> Description du problème
Substituez « tick-icon » à « checkmark-icon » dans la partie qui commence par la ligne contenant « UI element localization: list » et se termine par celle contenant « 83, 31, 91] », sans rien modifier d'autre, puis restituez uniquement ces lignes.

> Lignes
##############################

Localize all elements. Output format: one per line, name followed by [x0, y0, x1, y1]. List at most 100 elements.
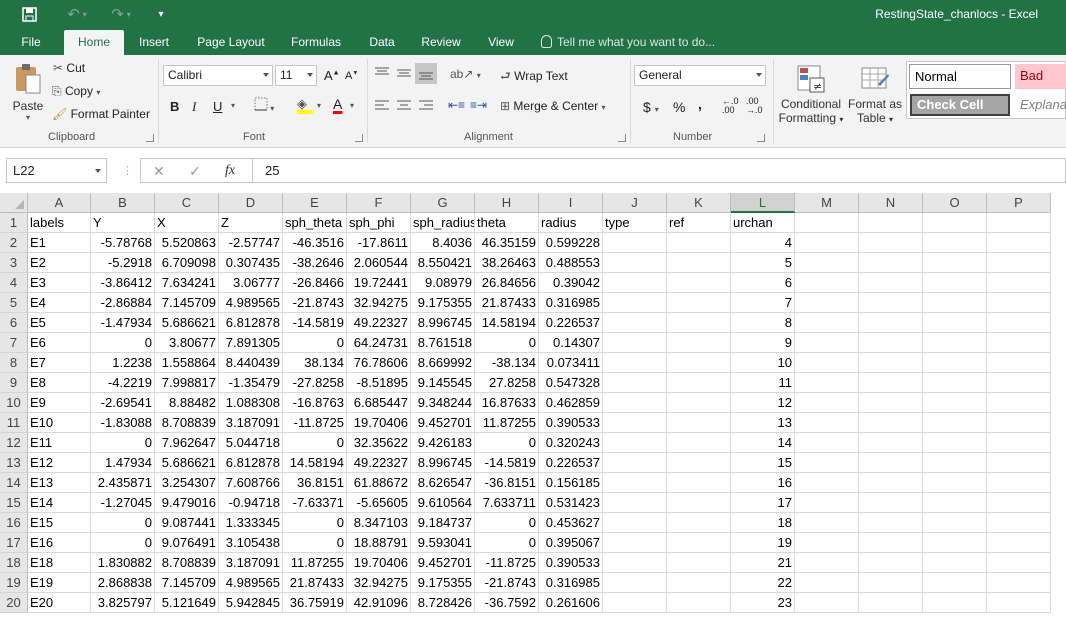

##############################

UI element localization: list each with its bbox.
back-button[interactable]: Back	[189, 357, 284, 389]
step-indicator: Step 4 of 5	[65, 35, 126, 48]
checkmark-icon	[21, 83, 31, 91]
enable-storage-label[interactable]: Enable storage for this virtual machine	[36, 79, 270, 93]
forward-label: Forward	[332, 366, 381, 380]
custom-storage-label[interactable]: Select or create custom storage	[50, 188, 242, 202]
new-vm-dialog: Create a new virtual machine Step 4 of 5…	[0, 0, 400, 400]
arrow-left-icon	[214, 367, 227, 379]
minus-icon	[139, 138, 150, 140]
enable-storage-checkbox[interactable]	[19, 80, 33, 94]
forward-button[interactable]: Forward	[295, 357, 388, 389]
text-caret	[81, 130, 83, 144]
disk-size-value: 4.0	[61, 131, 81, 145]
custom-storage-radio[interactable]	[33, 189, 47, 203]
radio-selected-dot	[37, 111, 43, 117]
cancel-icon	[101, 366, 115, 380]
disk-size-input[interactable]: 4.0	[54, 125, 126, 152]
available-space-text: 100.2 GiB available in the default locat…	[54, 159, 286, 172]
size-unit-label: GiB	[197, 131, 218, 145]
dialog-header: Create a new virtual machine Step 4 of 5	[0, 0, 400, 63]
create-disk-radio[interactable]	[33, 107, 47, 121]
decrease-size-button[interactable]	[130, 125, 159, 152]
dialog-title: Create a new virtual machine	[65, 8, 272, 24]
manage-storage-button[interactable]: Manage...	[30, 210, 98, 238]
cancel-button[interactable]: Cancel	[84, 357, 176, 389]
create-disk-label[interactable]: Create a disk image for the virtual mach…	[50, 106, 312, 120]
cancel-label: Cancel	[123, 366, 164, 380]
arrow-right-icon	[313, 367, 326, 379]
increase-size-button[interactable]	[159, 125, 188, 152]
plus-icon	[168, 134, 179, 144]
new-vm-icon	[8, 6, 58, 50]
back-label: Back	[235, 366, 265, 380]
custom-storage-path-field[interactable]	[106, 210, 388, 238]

##############################

> Réponse complète
UI element localization: list each with its bbox.
back-button[interactable]: Back	[189, 357, 284, 389]
step-indicator: Step 4 of 5	[65, 35, 126, 48]
tick-icon	[21, 83, 31, 91]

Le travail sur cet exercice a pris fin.